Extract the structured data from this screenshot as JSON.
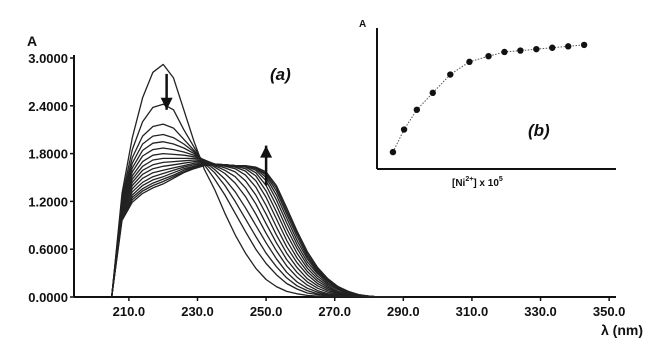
{
  "chart_data": [
    {
      "type": "line",
      "panel_label": "(a)",
      "ylabel": "A",
      "xlabel": "λ (nm)",
      "xlim": [
        194,
        352
      ],
      "ylim": [
        0,
        3.0
      ],
      "x_ticks": [
        "210.0",
        "230.0",
        "250.0",
        "270.0",
        "290.0",
        "310.0",
        "330.0",
        "350.0"
      ],
      "y_ticks": [
        "0.0000",
        "0.6000",
        "1.2000",
        "1.8000",
        "2.4000",
        "3.0000"
      ],
      "x": [
        205,
        208,
        211,
        214,
        217,
        220,
        223,
        226,
        229,
        232,
        235,
        238,
        241,
        244,
        247,
        250,
        253,
        256,
        259,
        262,
        265,
        268,
        271,
        274,
        277,
        280,
        283,
        286,
        290
      ],
      "series": [
        {
          "values": [
            0.0,
            1.3,
            2.0,
            2.5,
            2.82,
            2.92,
            2.75,
            2.35,
            1.95,
            1.6,
            1.35,
            1.05,
            0.78,
            0.55,
            0.36,
            0.22,
            0.13,
            0.07,
            0.04,
            0.02,
            0.01,
            0.0,
            0.0,
            0.0,
            0.0,
            0.0,
            0.0,
            0.0,
            0.0
          ]
        },
        {
          "values": [
            0.0,
            1.25,
            1.85,
            2.2,
            2.38,
            2.42,
            2.35,
            2.1,
            1.88,
            1.66,
            1.48,
            1.28,
            1.05,
            0.82,
            0.6,
            0.42,
            0.28,
            0.17,
            0.1,
            0.05,
            0.03,
            0.01,
            0.0,
            0.0,
            0.0,
            0.0,
            0.0,
            0.0,
            0.0
          ]
        },
        {
          "values": [
            0.0,
            1.22,
            1.75,
            2.02,
            2.14,
            2.17,
            2.12,
            1.98,
            1.84,
            1.68,
            1.56,
            1.4,
            1.2,
            0.98,
            0.76,
            0.55,
            0.38,
            0.24,
            0.14,
            0.08,
            0.04,
            0.02,
            0.01,
            0.0,
            0.0,
            0.0,
            0.0,
            0.0,
            0.0
          ]
        },
        {
          "values": [
            0.0,
            1.2,
            1.68,
            1.92,
            2.02,
            2.04,
            2.0,
            1.92,
            1.82,
            1.7,
            1.6,
            1.48,
            1.32,
            1.12,
            0.9,
            0.68,
            0.48,
            0.31,
            0.19,
            0.11,
            0.06,
            0.03,
            0.01,
            0.0,
            0.0,
            0.0,
            0.0,
            0.0,
            0.0
          ]
        },
        {
          "values": [
            0.0,
            1.18,
            1.62,
            1.84,
            1.93,
            1.95,
            1.92,
            1.87,
            1.8,
            1.71,
            1.63,
            1.55,
            1.43,
            1.26,
            1.04,
            0.8,
            0.58,
            0.39,
            0.25,
            0.15,
            0.08,
            0.04,
            0.02,
            0.01,
            0.0,
            0.0,
            0.0,
            0.0,
            0.0
          ]
        },
        {
          "values": [
            0.0,
            1.16,
            1.57,
            1.77,
            1.85,
            1.87,
            1.85,
            1.82,
            1.78,
            1.72,
            1.65,
            1.59,
            1.51,
            1.37,
            1.17,
            0.92,
            0.68,
            0.47,
            0.31,
            0.19,
            0.11,
            0.06,
            0.03,
            0.01,
            0.0,
            0.0,
            0.0,
            0.0,
            0.0
          ]
        },
        {
          "values": [
            0.0,
            1.14,
            1.52,
            1.7,
            1.78,
            1.8,
            1.79,
            1.78,
            1.76,
            1.72,
            1.66,
            1.62,
            1.57,
            1.46,
            1.28,
            1.04,
            0.78,
            0.55,
            0.37,
            0.23,
            0.14,
            0.08,
            0.04,
            0.02,
            0.01,
            0.0,
            0.0,
            0.0,
            0.0
          ]
        },
        {
          "values": [
            0.0,
            1.12,
            1.48,
            1.64,
            1.72,
            1.74,
            1.74,
            1.74,
            1.74,
            1.72,
            1.67,
            1.64,
            1.61,
            1.53,
            1.38,
            1.15,
            0.88,
            0.63,
            0.43,
            0.28,
            0.17,
            0.1,
            0.05,
            0.02,
            0.01,
            0.0,
            0.0,
            0.0,
            0.0
          ]
        },
        {
          "values": [
            0.0,
            1.1,
            1.44,
            1.59,
            1.66,
            1.69,
            1.7,
            1.71,
            1.72,
            1.71,
            1.67,
            1.65,
            1.63,
            1.58,
            1.46,
            1.25,
            0.98,
            0.71,
            0.49,
            0.32,
            0.2,
            0.12,
            0.06,
            0.03,
            0.01,
            0.0,
            0.0,
            0.0,
            0.0
          ]
        },
        {
          "values": [
            0.0,
            1.08,
            1.4,
            1.54,
            1.61,
            1.64,
            1.66,
            1.68,
            1.7,
            1.7,
            1.67,
            1.66,
            1.64,
            1.61,
            1.52,
            1.33,
            1.07,
            0.79,
            0.55,
            0.36,
            0.23,
            0.14,
            0.07,
            0.03,
            0.01,
            0.0,
            0.0,
            0.0,
            0.0
          ]
        },
        {
          "values": [
            0.0,
            1.06,
            1.36,
            1.49,
            1.56,
            1.59,
            1.62,
            1.65,
            1.68,
            1.69,
            1.67,
            1.66,
            1.65,
            1.63,
            1.56,
            1.4,
            1.15,
            0.86,
            0.61,
            0.4,
            0.26,
            0.16,
            0.09,
            0.04,
            0.02,
            0.01,
            0.0,
            0.0,
            0.0
          ]
        },
        {
          "values": [
            0.0,
            1.04,
            1.32,
            1.44,
            1.51,
            1.55,
            1.59,
            1.63,
            1.66,
            1.68,
            1.67,
            1.66,
            1.65,
            1.64,
            1.59,
            1.46,
            1.22,
            0.93,
            0.66,
            0.44,
            0.29,
            0.18,
            0.1,
            0.05,
            0.02,
            0.01,
            0.0,
            0.0,
            0.0
          ]
        },
        {
          "values": [
            0.0,
            1.02,
            1.28,
            1.4,
            1.47,
            1.51,
            1.56,
            1.61,
            1.64,
            1.67,
            1.66,
            1.66,
            1.65,
            1.64,
            1.61,
            1.5,
            1.28,
            0.99,
            0.71,
            0.48,
            0.31,
            0.2,
            0.11,
            0.05,
            0.02,
            0.01,
            0.0,
            0.0,
            0.0
          ]
        },
        {
          "values": [
            0.0,
            1.0,
            1.25,
            1.36,
            1.43,
            1.48,
            1.53,
            1.59,
            1.63,
            1.66,
            1.66,
            1.66,
            1.65,
            1.64,
            1.62,
            1.53,
            1.33,
            1.04,
            0.76,
            0.51,
            0.33,
            0.21,
            0.12,
            0.06,
            0.02,
            0.01,
            0.0,
            0.0,
            0.0
          ]
        },
        {
          "values": [
            0.0,
            0.98,
            1.22,
            1.33,
            1.4,
            1.45,
            1.51,
            1.57,
            1.62,
            1.66,
            1.66,
            1.66,
            1.65,
            1.64,
            1.62,
            1.55,
            1.37,
            1.08,
            0.8,
            0.54,
            0.35,
            0.22,
            0.13,
            0.06,
            0.03,
            0.01,
            0.0,
            0.0,
            0.0
          ]
        },
        {
          "values": [
            0.0,
            0.96,
            1.19,
            1.3,
            1.37,
            1.42,
            1.49,
            1.56,
            1.61,
            1.65,
            1.66,
            1.66,
            1.65,
            1.65,
            1.63,
            1.57,
            1.4,
            1.12,
            0.83,
            0.57,
            0.37,
            0.23,
            0.13,
            0.07,
            0.03,
            0.01,
            0.0,
            0.0,
            0.0
          ]
        }
      ],
      "annotations": [
        {
          "type": "arrow",
          "direction": "down",
          "x": 221,
          "from_y": 2.8,
          "to_y": 2.35
        },
        {
          "type": "arrow",
          "direction": "up",
          "x": 250,
          "from_y": 1.4,
          "to_y": 1.9
        }
      ]
    },
    {
      "type": "scatter",
      "panel_label": "(b)",
      "ylabel": "A",
      "xlabel_parts": {
        "pre": "[Ni",
        "sup": "2+",
        "post": "] x 10",
        "sup2": "5"
      },
      "xlim": [
        0,
        15
      ],
      "ylim": [
        0,
        1.0
      ],
      "x": [
        1,
        1.7,
        2.5,
        3.5,
        4.6,
        5.8,
        7.0,
        8.0,
        9.0,
        10.0,
        11.0,
        12.0,
        13.0
      ],
      "y": [
        0.12,
        0.28,
        0.42,
        0.54,
        0.67,
        0.76,
        0.8,
        0.83,
        0.84,
        0.85,
        0.86,
        0.87,
        0.88
      ],
      "fit_line": true
    }
  ]
}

————

**Work to do**
Check each line above for the word "type" and copy the ones that have it.

**Response to this exercise**
      "type": "line",
          "type": "arrow",
          "type": "arrow",
      "type": "scatter",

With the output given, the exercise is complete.